[Short problem] Gather all lines from the material that contain "tekislikdagi".

---------- Exercise data ----------

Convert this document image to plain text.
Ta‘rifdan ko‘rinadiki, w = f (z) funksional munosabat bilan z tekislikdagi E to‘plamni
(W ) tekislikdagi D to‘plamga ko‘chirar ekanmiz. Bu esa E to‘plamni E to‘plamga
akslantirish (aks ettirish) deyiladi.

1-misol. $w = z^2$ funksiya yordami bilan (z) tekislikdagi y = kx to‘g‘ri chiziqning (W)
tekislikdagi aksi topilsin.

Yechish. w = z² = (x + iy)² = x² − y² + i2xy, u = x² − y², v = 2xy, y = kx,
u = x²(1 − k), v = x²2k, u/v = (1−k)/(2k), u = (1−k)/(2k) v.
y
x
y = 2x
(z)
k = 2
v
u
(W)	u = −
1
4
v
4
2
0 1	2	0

----------

[The answer]
Ta‘rifdan ko‘rinadiki, w = f (z) funksional munosabat bilan z tekislikdagi E to‘plamni
(W ) tekislikdagi D to‘plamga ko‘chirar ekanmiz. Bu esa E to‘plamni E to‘plamga
1-misol. $w = z^2$ funksiya yordami bilan (z) tekislikdagi y = kx to‘g‘ri chiziqning (W)
tekislikdagi aksi topilsin.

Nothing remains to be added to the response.